**Extracted information:**
__________
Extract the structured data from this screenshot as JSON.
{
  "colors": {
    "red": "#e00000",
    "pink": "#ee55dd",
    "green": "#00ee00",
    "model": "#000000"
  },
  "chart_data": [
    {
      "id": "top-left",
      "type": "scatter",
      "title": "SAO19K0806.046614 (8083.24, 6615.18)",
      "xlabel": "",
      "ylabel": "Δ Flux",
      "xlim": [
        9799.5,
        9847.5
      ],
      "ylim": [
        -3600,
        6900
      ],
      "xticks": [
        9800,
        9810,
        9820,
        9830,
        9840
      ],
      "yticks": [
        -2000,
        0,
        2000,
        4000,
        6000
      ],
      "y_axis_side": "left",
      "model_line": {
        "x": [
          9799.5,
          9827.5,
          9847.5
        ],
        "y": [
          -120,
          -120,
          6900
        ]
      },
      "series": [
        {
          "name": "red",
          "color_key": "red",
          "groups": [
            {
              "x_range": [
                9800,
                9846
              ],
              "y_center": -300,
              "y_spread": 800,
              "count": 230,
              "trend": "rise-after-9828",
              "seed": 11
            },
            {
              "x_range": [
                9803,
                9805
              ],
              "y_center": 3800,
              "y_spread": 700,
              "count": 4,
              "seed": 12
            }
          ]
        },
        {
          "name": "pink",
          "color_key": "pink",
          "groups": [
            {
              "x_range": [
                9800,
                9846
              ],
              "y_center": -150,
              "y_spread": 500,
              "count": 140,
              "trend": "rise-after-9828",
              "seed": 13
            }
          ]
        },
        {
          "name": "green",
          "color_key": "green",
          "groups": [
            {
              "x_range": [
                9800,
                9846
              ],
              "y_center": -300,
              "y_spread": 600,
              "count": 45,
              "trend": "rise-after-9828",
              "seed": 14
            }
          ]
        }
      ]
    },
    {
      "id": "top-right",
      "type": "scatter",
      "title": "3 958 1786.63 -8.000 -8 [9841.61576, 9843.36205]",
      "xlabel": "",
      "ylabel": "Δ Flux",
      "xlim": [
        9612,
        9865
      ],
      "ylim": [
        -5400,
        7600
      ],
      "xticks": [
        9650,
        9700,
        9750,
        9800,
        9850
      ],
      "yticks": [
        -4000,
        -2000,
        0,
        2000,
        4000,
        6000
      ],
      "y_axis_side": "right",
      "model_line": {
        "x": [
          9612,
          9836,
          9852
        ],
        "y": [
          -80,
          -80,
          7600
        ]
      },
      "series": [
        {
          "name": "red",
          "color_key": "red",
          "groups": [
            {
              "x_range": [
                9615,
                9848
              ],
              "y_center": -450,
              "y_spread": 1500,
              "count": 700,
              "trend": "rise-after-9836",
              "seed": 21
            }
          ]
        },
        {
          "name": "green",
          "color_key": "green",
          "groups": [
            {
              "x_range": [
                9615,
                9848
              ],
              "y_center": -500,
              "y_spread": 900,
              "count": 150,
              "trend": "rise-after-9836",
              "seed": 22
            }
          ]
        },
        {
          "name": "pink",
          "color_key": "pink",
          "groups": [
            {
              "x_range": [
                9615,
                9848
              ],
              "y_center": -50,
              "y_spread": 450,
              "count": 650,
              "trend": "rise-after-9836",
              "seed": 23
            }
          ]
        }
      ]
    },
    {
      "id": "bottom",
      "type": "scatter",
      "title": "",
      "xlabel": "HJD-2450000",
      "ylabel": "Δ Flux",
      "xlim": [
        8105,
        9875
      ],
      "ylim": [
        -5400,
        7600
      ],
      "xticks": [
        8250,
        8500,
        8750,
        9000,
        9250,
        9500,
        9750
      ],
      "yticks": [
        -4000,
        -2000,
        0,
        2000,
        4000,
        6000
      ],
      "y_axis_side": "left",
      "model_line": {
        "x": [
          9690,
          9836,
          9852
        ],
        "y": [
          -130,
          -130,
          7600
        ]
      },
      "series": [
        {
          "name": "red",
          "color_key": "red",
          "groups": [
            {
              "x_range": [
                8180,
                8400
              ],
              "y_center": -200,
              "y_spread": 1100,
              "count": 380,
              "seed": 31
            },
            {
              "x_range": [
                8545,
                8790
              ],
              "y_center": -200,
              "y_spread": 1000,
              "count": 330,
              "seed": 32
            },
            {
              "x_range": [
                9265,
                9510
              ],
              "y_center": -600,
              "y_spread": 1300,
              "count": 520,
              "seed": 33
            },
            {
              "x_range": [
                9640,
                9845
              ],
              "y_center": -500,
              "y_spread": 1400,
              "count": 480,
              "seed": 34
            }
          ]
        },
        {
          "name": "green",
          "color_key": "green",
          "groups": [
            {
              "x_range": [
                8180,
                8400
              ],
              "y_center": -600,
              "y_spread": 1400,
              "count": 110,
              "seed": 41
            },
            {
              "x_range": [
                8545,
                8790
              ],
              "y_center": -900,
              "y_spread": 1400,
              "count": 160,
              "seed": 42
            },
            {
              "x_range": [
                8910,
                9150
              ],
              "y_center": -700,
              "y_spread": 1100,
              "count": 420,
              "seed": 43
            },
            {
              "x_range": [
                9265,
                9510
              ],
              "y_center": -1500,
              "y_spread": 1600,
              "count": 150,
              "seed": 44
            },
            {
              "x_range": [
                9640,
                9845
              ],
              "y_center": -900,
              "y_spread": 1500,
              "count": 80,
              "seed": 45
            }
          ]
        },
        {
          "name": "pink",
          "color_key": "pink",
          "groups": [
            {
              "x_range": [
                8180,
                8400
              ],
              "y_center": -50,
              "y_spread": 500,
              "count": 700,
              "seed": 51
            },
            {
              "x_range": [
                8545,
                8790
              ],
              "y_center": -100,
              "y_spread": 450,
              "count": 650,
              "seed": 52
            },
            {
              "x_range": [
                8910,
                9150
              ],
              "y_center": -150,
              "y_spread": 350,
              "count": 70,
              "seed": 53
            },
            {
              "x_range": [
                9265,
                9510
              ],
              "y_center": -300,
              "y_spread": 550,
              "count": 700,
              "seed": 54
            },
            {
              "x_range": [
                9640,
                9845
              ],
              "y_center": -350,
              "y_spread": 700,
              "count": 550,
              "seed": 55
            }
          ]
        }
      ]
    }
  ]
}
__________
**Stated task:** Write the data from above out again, exactly.

**Full solution:**
Extract the structured data from this screenshot as JSON.
{
  "colors": {
    "red": "#e00000",
    "pink": "#ee55dd",
    "green": "#00ee00",
    "model": "#000000"
  },
  "chart_data": [
    {
      "id": "top-left",
      "type": "scatter",
      "title": "SAO19K0806.046614 (8083.24, 6615.18)",
      "xlabel": "",
      "ylabel": "Δ Flux",
      "xlim": [
        9799.5,
        9847.5
      ],
      "ylim": [
        -3600,
        6900
      ],
      "xticks": [
        9800,
        9810,
        9820,
        9830,
        9840
      ],
      "yticks": [
        -2000,
        0,
        2000,
        4000,
        6000
      ],
      "y_axis_side": "left",
      "model_line": {
        "x": [
          9799.5,
          9827.5,
          9847.5
        ],
        "y": [
          -120,
          -120,
          6900
        ]
      },
      "series": [
        {
          "name": "red",
          "color_key": "red",
          "groups": [
            {
              "x_range": [
                9800,
                9846
              ],
              "y_center": -300,
              "y_spread": 800,
              "count": 230,
              "trend": "rise-after-9828",
              "seed": 11
            },
            {
              "x_range": [
                9803,
                9805
              ],
              "y_center": 3800,
              "y_spread": 700,
              "count": 4,
              "seed": 12
            }
          ]
        },
        {
          "name": "pink",
          "color_key": "pink",
          "groups": [
            {
              "x_range": [
                9800,
                9846
              ],
              "y_center": -150,
              "y_spread": 500,
              "count": 140,
              "trend": "rise-after-9828",
              "seed": 13
            }
          ]
        },
        {
          "name": "green",
          "color_key": "green",
          "groups": [
            {
              "x_range": [
                9800,
                9846
              ],
              "y_center": -300,
              "y_spread": 600,
              "count": 45,
              "trend": "rise-after-9828",
              "seed": 14
            }
          ]
        }
      ]
    },
    {
      "id": "top-right",
      "type": "scatter",
      "title": "3 958 1786.63 -8.000 -8 [9841.61576, 9843.36205]",
      "xlabel": "",
      "ylabel": "Δ Flux",
      "xlim": [
        9612,
        9865
      ],
      "ylim": [
        -5400,
        7600
      ],
      "xticks": [
        9650,
        9700,
        9750,
        9800,
        9850
      ],
      "yticks": [
        -4000,
        -2000,
        0,
        2000,
        4000,
        6000
      ],
      "y_axis_side": "right",
      "model_line": {
        "x": [
          9612,
          9836,
          9852
        ],
        "y": [
          -80,
          -80,
          7600
        ]
      },
      "series": [
        {
          "name": "red",
          "color_key": "red",
          "groups": [
            {
              "x_range": [
                9615,
                9848
              ],
              "y_center": -450,
              "y_spread": 1500,
              "count": 700,
              "trend": "rise-after-9836",
              "seed": 21
            }
          ]
        },
        {
          "name": "green",
          "color_key": "green",
          "groups": [
            {
              "x_range": [
                9615,
                9848
              ],
              "y_center": -500,
              "y_spread": 900,
              "count": 150,
              "trend": "rise-after-9836",
              "seed": 22
            }
          ]
        },
        {
          "name": "pink",
          "color_key": "pink",
          "groups": [
            {
              "x_range": [
                9615,
                9848
              ],
              "y_center": -50,
              "y_spread": 450,
              "count": 650,
              "trend": "rise-after-9836",
              "seed": 23
            }
          ]
        }
      ]
    },
    {
      "id": "bottom",
      "type": "scatter",
      "title": "",
      "xlabel": "HJD-2450000",
      "ylabel": "Δ Flux",
      "xlim": [
        8105,
        9875
      ],
      "ylim": [
        -5400,
        7600
      ],
      "xticks": [
        8250,
        8500,
        8750,
        9000,
        9250,
        9500,
        9750
      ],
      "yticks": [
        -4000,
        -2000,
        0,
        2000,
        4000,
        6000
      ],
      "y_axis_side": "left",
      "model_line": {
        "x": [
          9690,
          9836,
          9852
        ],
        "y": [
          -130,
          -130,
          7600
        ]
      },
      "series": [
        {
          "name": "red",
          "color_key": "red",
          "groups": [
            {
              "x_range": [
                8180,
                8400
              ],
              "y_center": -200,
              "y_spread": 1100,
              "count": 380,
              "seed": 31
            },
            {
              "x_range": [
                8545,
                8790
              ],
              "y_center": -200,
              "y_spread": 1000,
              "count": 330,
              "seed": 32
            },
            {
              "x_range": [
                9265,
                9510
              ],
              "y_center": -600,
              "y_spread": 1300,
              "count": 520,
              "seed": 33
            },
            {
              "x_range": [
                9640,
                9845
              ],
              "y_center": -500,
              "y_spread": 1400,
              "count": 480,
              "seed": 34
            }
          ]
        },
        {
          "name": "green",
          "color_key": "green",
          "groups": [
            {
              "x_range": [
                8180,
                8400
              ],
              "y_center": -600,
              "y_spread": 1400,
              "count": 110,
              "seed": 41
            },
            {
              "x_range": [
                8545,
                8790
              ],
              "y_center": -900,
              "y_spread": 1400,
              "count": 160,
              "seed": 42
            },
            {
              "x_range": [
                8910,
                9150
              ],
              "y_center": -700,
              "y_spread": 1100,
              "count": 420,
              "seed": 43
            },
            {
              "x_range": [
                9265,
                9510
              ],
              "y_center": -1500,
              "y_spread": 1600,
              "count": 150,
              "seed": 44
            },
            {
              "x_range": [
                9640,
                9845
              ],
              "y_center": -900,
              "y_spread": 1500,
              "count": 80,
              "seed": 45
            }
          ]
        },
        {
          "name": "pink",
          "color_key": "pink",
          "groups": [
            {
              "x_range": [
                8180,
                8400
              ],
              "y_center": -50,
              "y_spread": 500,
              "count": 700,
              "seed": 51
            },
            {
              "x_range": [
                8545,
                8790
              ],
              "y_center": -100,
              "y_spread": 450,
              "count": 650,
              "seed": 52
            },
            {
              "x_range": [
                8910,
                9150
              ],
              "y_center": -150,
              "y_spread": 350,
              "count": 70,
              "seed": 53
            },
            {
              "x_range": [
                9265,
                9510
              ],
              "y_center": -300,
              "y_spread": 550,
              "count": 700,
              "seed": 54
            },
            {
              "x_range": [
                9640,
                9845
              ],
              "y_center": -350,
              "y_spread": 700,
              "count": 550,
              "seed": 55
            }
          ]
        }
      ]
    }
  ]
}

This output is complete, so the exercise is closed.